**Supplied records:**
□ □ □ □

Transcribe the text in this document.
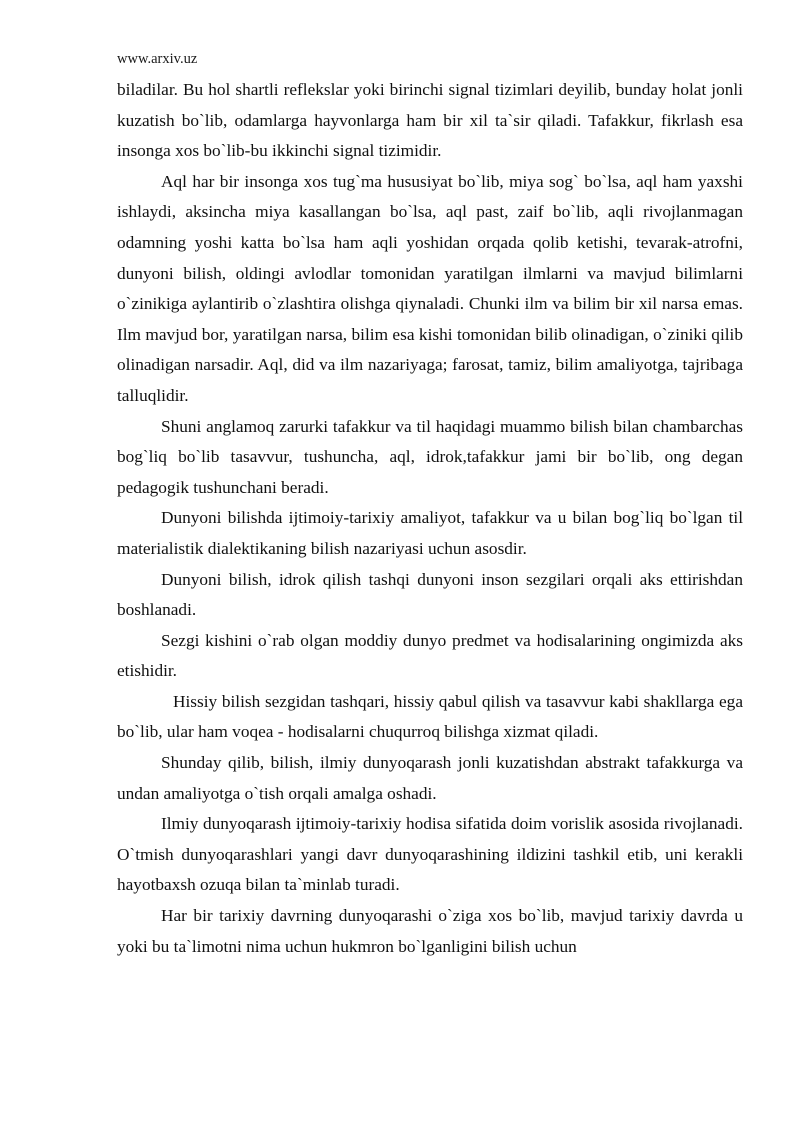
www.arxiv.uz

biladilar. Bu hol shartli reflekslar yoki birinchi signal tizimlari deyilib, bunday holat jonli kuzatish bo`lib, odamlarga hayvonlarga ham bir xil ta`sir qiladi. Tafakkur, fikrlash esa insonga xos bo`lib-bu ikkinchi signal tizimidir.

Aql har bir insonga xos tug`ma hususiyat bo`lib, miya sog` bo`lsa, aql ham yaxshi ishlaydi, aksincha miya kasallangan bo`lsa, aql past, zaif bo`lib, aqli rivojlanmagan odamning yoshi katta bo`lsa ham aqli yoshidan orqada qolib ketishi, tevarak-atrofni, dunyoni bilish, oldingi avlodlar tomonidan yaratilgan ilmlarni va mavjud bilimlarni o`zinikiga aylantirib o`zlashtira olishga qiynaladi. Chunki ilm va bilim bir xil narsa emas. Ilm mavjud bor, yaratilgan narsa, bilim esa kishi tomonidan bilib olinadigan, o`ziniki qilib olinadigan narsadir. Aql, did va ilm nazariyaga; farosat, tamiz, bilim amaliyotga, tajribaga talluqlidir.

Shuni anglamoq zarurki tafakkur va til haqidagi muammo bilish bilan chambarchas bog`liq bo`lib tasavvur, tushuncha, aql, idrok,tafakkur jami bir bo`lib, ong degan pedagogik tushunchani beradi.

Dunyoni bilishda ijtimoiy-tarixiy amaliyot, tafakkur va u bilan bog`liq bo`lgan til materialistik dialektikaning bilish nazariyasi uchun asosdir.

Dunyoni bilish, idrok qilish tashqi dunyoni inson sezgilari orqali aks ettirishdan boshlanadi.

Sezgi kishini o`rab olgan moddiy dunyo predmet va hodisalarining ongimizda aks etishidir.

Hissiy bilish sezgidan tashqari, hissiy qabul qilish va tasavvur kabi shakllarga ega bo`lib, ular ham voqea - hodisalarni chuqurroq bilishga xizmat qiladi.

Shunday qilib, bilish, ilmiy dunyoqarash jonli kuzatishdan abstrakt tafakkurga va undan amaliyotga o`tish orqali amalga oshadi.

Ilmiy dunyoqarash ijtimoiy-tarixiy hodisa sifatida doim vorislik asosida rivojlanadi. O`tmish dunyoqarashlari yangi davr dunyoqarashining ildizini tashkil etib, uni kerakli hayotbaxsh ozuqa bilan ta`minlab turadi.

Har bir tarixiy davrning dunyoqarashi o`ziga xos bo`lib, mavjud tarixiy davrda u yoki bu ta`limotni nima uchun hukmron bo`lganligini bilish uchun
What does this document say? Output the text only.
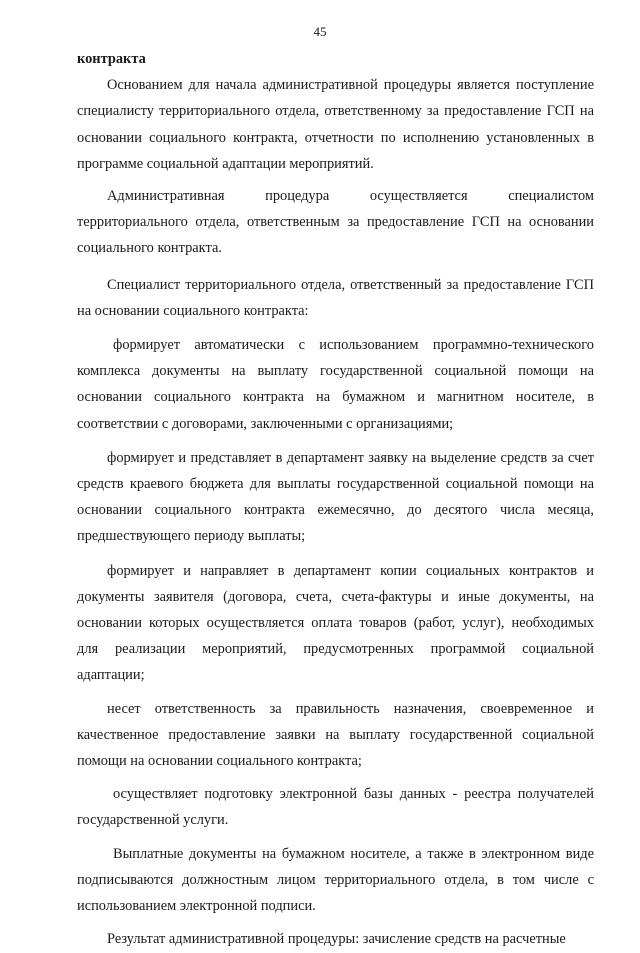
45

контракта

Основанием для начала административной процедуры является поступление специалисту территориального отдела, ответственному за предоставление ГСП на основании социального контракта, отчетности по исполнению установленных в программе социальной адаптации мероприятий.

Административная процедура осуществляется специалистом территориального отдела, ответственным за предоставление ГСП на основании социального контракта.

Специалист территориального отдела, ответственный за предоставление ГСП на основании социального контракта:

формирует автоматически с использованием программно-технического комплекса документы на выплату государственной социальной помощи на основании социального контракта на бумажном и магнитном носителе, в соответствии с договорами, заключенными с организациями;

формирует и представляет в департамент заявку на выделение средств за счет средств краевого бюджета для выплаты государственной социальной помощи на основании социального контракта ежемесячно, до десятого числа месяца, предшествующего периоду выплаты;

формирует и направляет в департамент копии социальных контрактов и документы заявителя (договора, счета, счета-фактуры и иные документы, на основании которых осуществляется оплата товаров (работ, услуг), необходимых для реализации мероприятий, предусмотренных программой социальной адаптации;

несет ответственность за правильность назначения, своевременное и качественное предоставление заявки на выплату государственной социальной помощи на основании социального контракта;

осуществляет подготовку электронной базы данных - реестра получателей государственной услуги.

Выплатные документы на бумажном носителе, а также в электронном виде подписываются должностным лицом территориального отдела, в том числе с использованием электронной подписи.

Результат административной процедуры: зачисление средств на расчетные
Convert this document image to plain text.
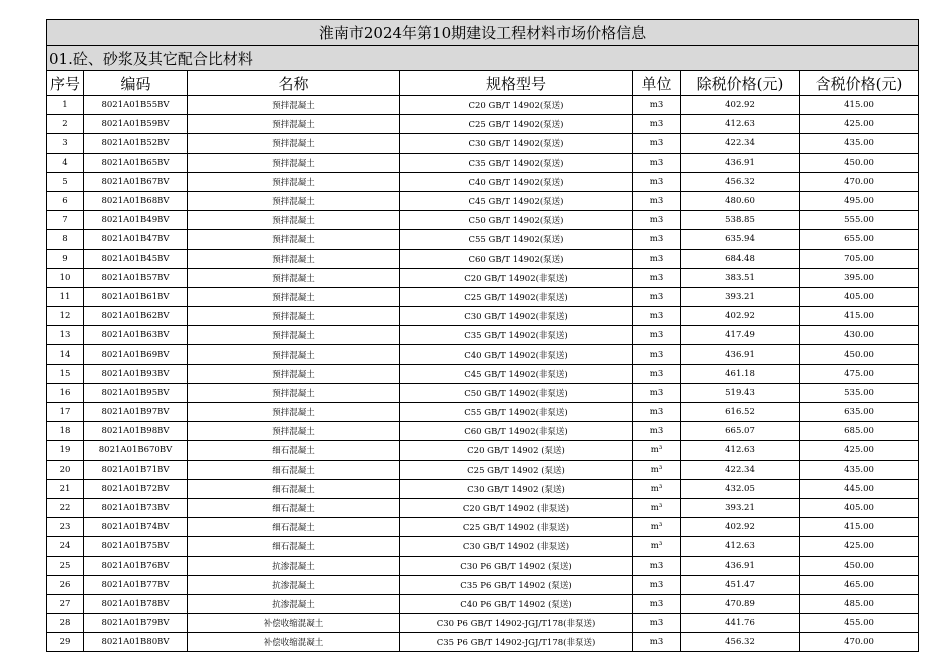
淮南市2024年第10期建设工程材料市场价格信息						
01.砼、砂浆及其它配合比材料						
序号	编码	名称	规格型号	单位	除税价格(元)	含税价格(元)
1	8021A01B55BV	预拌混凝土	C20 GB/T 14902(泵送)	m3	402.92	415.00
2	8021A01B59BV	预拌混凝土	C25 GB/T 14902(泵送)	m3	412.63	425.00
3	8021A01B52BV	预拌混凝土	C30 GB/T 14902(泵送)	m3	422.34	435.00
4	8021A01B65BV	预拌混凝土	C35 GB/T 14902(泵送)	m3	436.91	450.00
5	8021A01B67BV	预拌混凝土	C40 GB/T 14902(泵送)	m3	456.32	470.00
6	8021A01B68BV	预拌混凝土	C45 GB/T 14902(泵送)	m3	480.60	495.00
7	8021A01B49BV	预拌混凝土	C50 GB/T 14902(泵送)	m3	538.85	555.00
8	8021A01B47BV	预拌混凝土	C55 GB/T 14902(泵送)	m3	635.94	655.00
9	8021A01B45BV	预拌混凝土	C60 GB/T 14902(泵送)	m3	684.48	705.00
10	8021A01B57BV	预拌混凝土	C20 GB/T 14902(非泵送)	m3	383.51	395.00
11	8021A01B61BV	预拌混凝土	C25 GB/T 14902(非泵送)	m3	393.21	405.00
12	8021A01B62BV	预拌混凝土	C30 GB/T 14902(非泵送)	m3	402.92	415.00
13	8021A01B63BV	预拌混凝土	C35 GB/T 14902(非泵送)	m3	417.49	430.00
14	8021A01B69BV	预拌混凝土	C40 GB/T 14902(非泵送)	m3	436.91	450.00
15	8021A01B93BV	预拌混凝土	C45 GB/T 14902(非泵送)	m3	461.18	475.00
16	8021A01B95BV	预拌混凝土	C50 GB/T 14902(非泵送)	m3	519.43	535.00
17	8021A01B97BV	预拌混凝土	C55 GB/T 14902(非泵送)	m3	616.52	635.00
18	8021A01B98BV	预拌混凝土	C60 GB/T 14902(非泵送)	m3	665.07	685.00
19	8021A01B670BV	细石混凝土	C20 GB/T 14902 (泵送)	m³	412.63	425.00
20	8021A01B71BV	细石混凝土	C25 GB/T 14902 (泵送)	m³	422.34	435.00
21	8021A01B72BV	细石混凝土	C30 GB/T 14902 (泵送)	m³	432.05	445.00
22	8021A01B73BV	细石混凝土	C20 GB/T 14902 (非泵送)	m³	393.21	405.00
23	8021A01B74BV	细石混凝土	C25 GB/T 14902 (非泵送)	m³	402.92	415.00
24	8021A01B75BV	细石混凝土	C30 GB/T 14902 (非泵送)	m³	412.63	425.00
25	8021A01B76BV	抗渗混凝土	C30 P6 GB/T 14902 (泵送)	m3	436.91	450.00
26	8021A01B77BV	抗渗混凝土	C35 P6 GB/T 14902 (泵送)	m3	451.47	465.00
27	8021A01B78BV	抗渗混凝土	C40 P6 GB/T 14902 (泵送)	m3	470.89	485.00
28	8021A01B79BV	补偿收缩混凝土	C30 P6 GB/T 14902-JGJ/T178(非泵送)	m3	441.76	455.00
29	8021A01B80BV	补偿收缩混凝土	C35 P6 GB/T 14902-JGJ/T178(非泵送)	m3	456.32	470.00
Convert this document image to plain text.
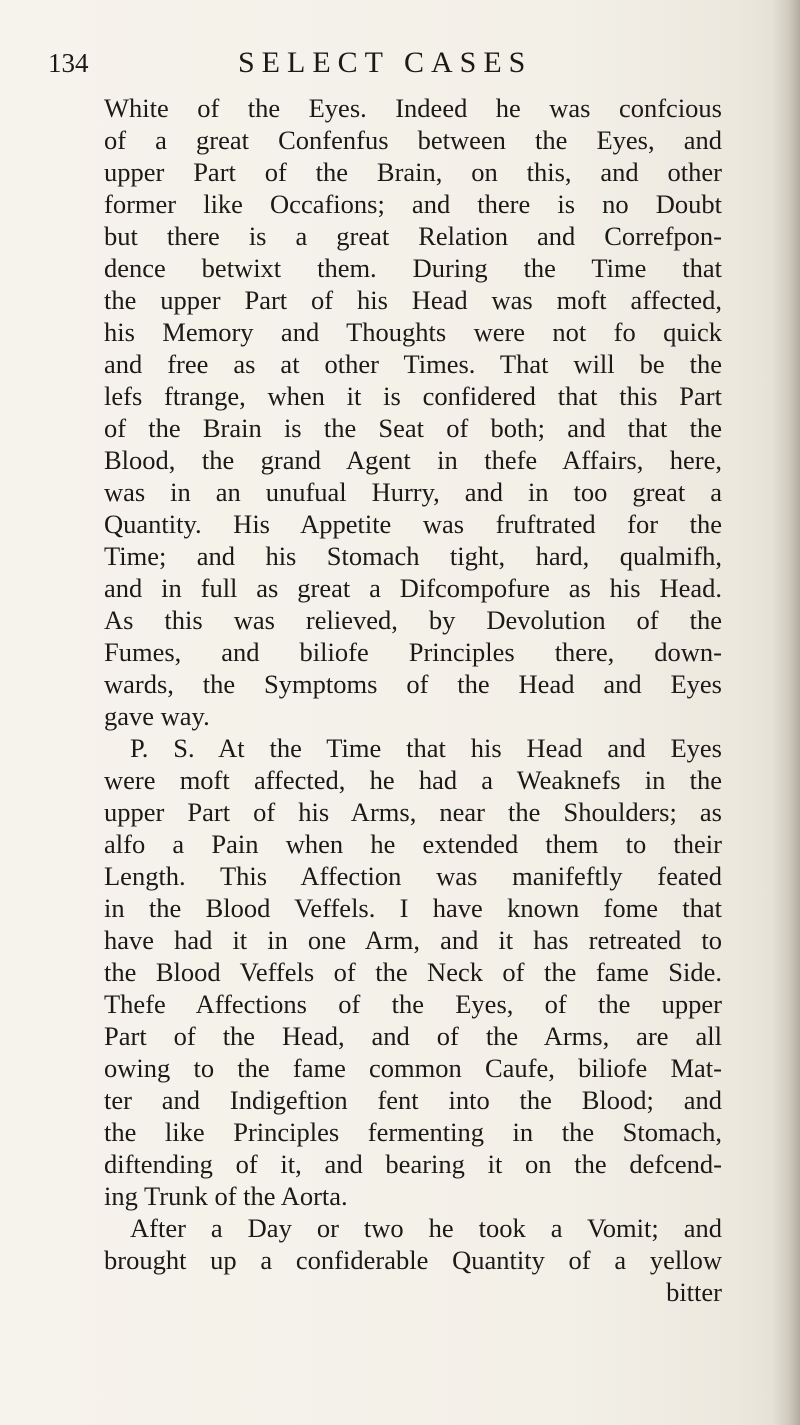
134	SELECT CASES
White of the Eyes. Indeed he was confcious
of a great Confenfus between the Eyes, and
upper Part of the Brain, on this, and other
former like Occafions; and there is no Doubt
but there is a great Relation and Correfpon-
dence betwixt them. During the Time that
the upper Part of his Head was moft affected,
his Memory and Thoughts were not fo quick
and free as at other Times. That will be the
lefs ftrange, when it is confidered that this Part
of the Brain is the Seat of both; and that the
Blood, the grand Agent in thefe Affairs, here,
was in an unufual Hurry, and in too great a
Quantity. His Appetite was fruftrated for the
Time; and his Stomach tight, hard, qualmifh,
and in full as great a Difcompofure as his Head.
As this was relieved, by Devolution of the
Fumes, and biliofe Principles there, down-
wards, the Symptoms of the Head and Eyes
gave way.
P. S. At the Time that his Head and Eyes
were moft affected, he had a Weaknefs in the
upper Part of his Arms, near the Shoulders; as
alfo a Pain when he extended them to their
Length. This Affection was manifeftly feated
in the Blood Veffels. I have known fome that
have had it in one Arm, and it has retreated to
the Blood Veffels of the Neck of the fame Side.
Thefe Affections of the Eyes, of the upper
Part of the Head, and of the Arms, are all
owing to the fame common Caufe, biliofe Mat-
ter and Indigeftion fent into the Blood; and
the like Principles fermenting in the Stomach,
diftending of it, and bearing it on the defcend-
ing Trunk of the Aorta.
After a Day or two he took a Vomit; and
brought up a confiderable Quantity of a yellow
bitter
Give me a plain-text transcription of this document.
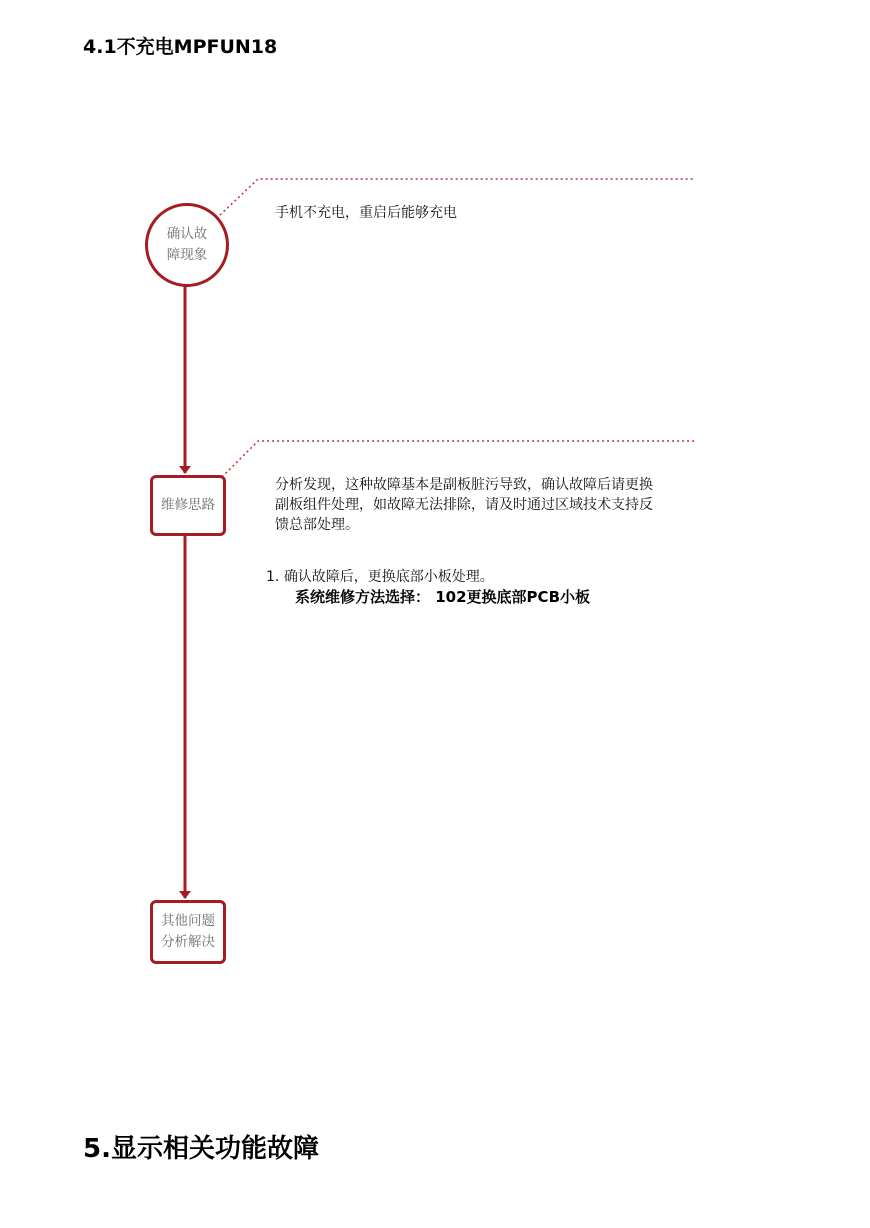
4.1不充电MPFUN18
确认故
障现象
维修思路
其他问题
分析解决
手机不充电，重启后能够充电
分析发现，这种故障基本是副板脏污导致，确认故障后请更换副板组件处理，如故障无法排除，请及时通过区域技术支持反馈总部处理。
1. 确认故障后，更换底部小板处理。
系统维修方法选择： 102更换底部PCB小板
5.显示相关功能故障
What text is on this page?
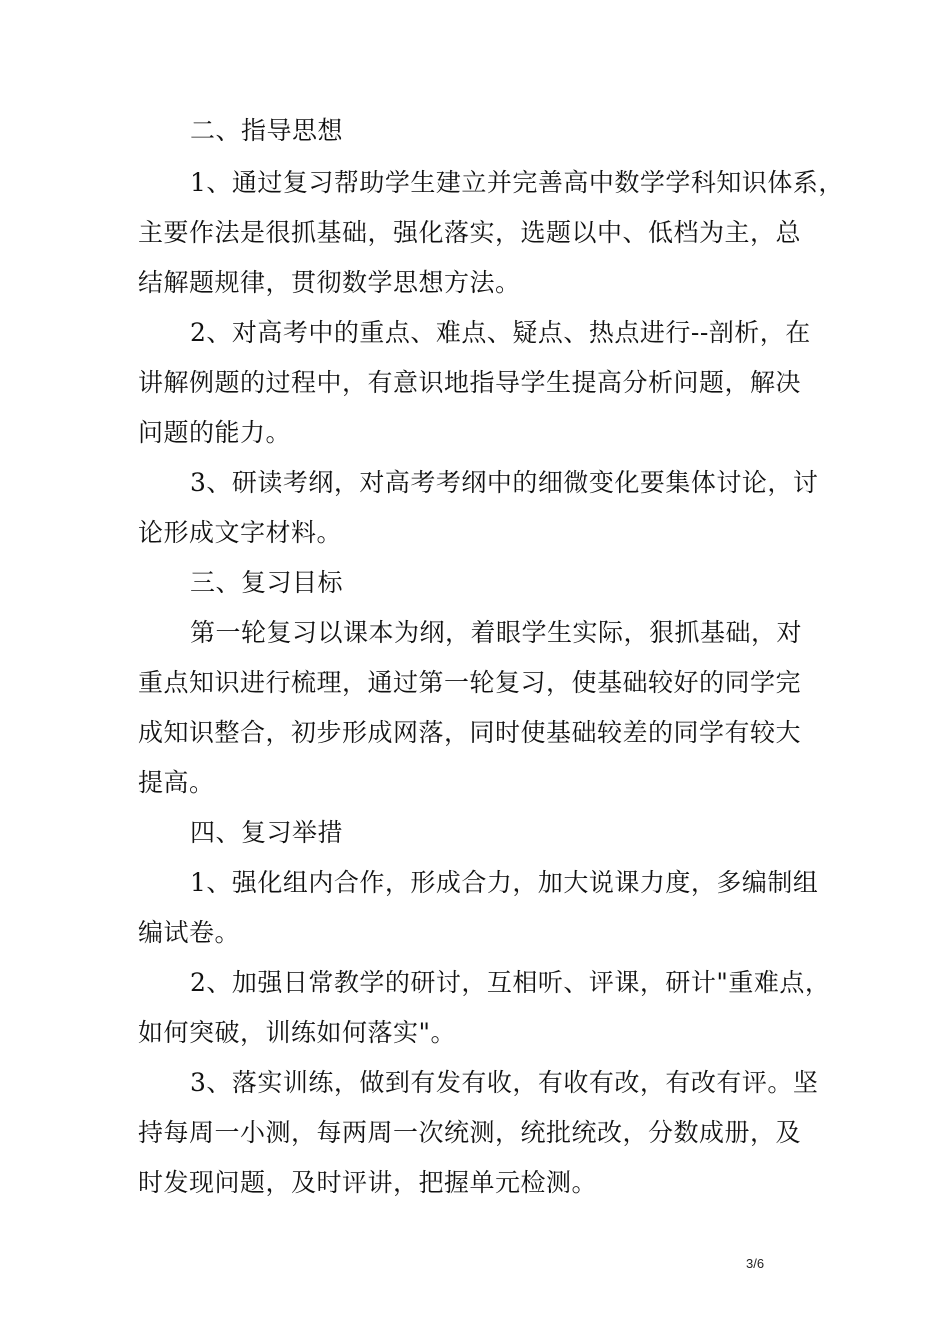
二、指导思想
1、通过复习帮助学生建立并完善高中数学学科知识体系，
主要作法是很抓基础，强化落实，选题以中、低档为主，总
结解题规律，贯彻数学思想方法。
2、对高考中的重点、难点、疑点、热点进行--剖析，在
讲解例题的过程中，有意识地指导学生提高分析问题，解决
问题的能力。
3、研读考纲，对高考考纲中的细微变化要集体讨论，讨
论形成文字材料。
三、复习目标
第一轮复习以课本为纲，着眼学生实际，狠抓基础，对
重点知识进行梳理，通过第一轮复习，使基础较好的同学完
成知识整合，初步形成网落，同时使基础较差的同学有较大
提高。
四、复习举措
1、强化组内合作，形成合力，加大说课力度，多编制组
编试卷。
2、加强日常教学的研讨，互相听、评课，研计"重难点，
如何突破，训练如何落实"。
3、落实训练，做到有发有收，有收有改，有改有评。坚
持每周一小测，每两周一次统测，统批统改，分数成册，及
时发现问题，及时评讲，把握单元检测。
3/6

□ □ □ □

**What to work on:** Copy each line of the records that contains the word "were".

**Result:**
his Memory and Thoughts were not fo quick
were moft affected, he had a Weaknefs in the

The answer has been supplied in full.